==== INPUT DATA ====

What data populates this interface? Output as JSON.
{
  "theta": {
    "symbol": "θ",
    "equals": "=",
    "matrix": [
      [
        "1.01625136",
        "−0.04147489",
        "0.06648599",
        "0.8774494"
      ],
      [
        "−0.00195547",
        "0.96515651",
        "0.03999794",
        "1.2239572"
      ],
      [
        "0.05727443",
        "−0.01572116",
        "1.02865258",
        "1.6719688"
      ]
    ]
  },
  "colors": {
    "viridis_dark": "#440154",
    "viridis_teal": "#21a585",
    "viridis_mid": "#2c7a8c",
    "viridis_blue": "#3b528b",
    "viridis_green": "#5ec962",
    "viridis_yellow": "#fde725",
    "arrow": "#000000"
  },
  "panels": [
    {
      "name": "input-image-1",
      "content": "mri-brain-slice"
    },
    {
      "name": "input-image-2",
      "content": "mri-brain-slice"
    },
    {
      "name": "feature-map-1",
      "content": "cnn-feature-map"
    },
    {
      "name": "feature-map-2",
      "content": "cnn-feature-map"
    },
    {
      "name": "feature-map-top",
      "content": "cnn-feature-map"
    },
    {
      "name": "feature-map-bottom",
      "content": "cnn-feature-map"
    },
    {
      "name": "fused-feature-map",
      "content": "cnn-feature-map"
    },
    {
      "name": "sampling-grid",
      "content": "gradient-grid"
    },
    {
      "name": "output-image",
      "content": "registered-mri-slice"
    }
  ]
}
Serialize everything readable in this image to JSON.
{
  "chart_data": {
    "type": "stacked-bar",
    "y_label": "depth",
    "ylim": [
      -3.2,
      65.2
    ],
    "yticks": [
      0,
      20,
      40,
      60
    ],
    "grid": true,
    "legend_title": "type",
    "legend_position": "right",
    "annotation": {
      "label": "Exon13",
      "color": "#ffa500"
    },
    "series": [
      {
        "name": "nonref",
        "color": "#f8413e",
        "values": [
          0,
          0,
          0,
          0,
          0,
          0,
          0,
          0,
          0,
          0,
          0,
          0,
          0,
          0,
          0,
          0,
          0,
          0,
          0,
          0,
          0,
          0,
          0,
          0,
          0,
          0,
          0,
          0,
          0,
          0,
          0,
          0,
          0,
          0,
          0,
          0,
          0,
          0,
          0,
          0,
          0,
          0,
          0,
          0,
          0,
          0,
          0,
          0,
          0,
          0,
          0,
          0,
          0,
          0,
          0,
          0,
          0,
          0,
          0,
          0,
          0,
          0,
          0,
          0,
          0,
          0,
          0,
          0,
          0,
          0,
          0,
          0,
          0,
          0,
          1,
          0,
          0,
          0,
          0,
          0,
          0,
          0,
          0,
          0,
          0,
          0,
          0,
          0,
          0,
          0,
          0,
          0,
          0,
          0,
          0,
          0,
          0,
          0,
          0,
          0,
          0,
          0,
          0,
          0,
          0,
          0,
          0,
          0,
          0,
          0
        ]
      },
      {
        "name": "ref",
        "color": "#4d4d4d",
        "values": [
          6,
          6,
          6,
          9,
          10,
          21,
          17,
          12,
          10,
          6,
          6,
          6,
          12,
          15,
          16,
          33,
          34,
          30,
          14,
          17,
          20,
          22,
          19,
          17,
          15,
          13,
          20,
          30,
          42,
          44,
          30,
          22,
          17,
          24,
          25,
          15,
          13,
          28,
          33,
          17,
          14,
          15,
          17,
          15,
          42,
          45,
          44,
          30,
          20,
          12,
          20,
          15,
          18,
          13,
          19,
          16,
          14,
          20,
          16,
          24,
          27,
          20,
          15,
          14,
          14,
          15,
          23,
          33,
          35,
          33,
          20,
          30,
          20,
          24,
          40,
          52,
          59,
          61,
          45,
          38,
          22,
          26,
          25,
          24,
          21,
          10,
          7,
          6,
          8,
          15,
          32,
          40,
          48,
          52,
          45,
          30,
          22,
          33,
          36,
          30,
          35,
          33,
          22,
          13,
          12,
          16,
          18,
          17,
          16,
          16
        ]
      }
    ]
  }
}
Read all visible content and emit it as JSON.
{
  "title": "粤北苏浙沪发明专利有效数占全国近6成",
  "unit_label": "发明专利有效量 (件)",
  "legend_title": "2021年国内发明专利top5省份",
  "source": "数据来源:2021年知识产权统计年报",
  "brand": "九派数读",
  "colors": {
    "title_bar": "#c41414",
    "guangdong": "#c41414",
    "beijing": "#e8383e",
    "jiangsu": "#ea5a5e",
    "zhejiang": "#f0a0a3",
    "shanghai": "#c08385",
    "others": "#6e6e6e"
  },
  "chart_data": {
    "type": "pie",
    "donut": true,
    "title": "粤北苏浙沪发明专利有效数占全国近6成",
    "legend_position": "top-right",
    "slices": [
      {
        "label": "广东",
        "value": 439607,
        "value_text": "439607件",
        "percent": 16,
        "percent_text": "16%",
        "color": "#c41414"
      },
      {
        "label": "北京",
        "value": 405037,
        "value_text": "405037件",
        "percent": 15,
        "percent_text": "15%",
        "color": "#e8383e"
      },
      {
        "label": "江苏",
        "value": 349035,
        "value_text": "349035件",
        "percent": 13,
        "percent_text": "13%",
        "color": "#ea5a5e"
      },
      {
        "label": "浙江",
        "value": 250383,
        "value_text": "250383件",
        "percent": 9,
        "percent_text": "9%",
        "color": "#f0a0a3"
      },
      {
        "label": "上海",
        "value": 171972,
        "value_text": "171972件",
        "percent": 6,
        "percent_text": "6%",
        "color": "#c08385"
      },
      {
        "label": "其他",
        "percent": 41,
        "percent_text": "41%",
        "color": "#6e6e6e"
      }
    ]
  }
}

====

TO DO — Word for word, restate all of the data shown above.

ANSWER —
What data populates this interface? Output as JSON.
{
  "theta": {
    "symbol": "θ",
    "equals": "=",
    "matrix": [
      [
        "1.01625136",
        "−0.04147489",
        "0.06648599",
        "0.8774494"
      ],
      [
        "−0.00195547",
        "0.96515651",
        "0.03999794",
        "1.2239572"
      ],
      [
        "0.05727443",
        "−0.01572116",
        "1.02865258",
        "1.6719688"
      ]
    ]
  },
  "colors": {
    "viridis_dark": "#440154",
    "viridis_teal": "#21a585",
    "viridis_mid": "#2c7a8c",
    "viridis_blue": "#3b528b",
    "viridis_green": "#5ec962",
    "viridis_yellow": "#fde725",
    "arrow": "#000000"
  },
  "panels": [
    {
      "name": "input-image-1",
      "content": "mri-brain-slice"
    },
    {
      "name": "input-image-2",
      "content": "mri-brain-slice"
    },
    {
      "name": "feature-map-1",
      "content": "cnn-feature-map"
    },
    {
      "name": "feature-map-2",
      "content": "cnn-feature-map"
    },
    {
      "name": "feature-map-top",
      "content": "cnn-feature-map"
    },
    {
      "name": "feature-map-bottom",
      "content": "cnn-feature-map"
    },
    {
      "name": "fused-feature-map",
      "content": "cnn-feature-map"
    },
    {
      "name": "sampling-grid",
      "content": "gradient-grid"
    },
    {
      "name": "output-image",
      "content": "registered-mri-slice"
    }
  ]
}
Serialize everything readable in this image to JSON.
{
  "chart_data": {
    "type": "stacked-bar",
    "y_label": "depth",
    "ylim": [
      -3.2,
      65.2
    ],
    "yticks": [
      0,
      20,
      40,
      60
    ],
    "grid": true,
    "legend_title": "type",
    "legend_position": "right",
    "annotation": {
      "label": "Exon13",
      "color": "#ffa500"
    },
    "series": [
      {
        "name": "nonref",
        "color": "#f8413e",
        "values": [
          0,
          0,
          0,
          0,
          0,
          0,
          0,
          0,
          0,
          0,
          0,
          0,
          0,
          0,
          0,
          0,
          0,
          0,
          0,
          0,
          0,
          0,
          0,
          0,
          0,
          0,
          0,
          0,
          0,
          0,
          0,
          0,
          0,
          0,
          0,
          0,
          0,
          0,
          0,
          0,
          0,
          0,
          0,
          0,
          0,
          0,
          0,
          0,
          0,
          0,
          0,
          0,
          0,
          0,
          0,
          0,
          0,
          0,
          0,
          0,
          0,
          0,
          0,
          0,
          0,
          0,
          0,
          0,
          0,
          0,
          0,
          0,
          0,
          0,
          1,
          0,
          0,
          0,
          0,
          0,
          0,
          0,
          0,
          0,
          0,
          0,
          0,
          0,
          0,
          0,
          0,
          0,
          0,
          0,
          0,
          0,
          0,
          0,
          0,
          0,
          0,
          0,
          0,
          0,
          0,
          0,
          0,
          0,
          0,
          0
        ]
      },
      {
        "name": "ref",
        "color": "#4d4d4d",
        "values": [
          6,
          6,
          6,
          9,
          10,
          21,
          17,
          12,
          10,
          6,
          6,
          6,
          12,
          15,
          16,
          33,
          34,
          30,
          14,
          17,
          20,
          22,
          19,
          17,
          15,
          13,
          20,
          30,
          42,
          44,
          30,
          22,
          17,
          24,
          25,
          15,
          13,
          28,
          33,
          17,
          14,
          15,
          17,
          15,
          42,
          45,
          44,
          30,
          20,
          12,
          20,
          15,
          18,
          13,
          19,
          16,
          14,
          20,
          16,
          24,
          27,
          20,
          15,
          14,
          14,
          15,
          23,
          33,
          35,
          33,
          20,
          30,
          20,
          24,
          40,
          52,
          59,
          61,
          45,
          38,
          22,
          26,
          25,
          24,
          21,
          10,
          7,
          6,
          8,
          15,
          32,
          40,
          48,
          52,
          45,
          30,
          22,
          33,
          36,
          30,
          35,
          33,
          22,
          13,
          12,
          16,
          18,
          17,
          16,
          16
        ]
      }
    ]
  }
}
Read all visible content and emit it as JSON.
{
  "title": "粤北苏浙沪发明专利有效数占全国近6成",
  "unit_label": "发明专利有效量 (件)",
  "legend_title": "2021年国内发明专利top5省份",
  "source": "数据来源:2021年知识产权统计年报",
  "brand": "九派数读",
  "colors": {
    "title_bar": "#c41414",
    "guangdong": "#c41414",
    "beijing": "#e8383e",
    "jiangsu": "#ea5a5e",
    "zhejiang": "#f0a0a3",
    "shanghai": "#c08385",
    "others": "#6e6e6e"
  },
  "chart_data": {
    "type": "pie",
    "donut": true,
    "title": "粤北苏浙沪发明专利有效数占全国近6成",
    "legend_position": "top-right",
    "slices": [
      {
        "label": "广东",
        "value": 439607,
        "value_text": "439607件",
        "percent": 16,
        "percent_text": "16%",
        "color": "#c41414"
      },
      {
        "label": "北京",
        "value": 405037,
        "value_text": "405037件",
        "percent": 15,
        "percent_text": "15%",
        "color": "#e8383e"
      },
      {
        "label": "江苏",
        "value": 349035,
        "value_text": "349035件",
        "percent": 13,
        "percent_text": "13%",
        "color": "#ea5a5e"
      },
      {
        "label": "浙江",
        "value": 250383,
        "value_text": "250383件",
        "percent": 9,
        "percent_text": "9%",
        "color": "#f0a0a3"
      },
      {
        "label": "上海",
        "value": 171972,
        "value_text": "171972件",
        "percent": 6,
        "percent_text": "6%",
        "color": "#c08385"
      },
      {
        "label": "其他",
        "percent": 41,
        "percent_text": "41%",
        "color": "#6e6e6e"
      }
    ]
  }
}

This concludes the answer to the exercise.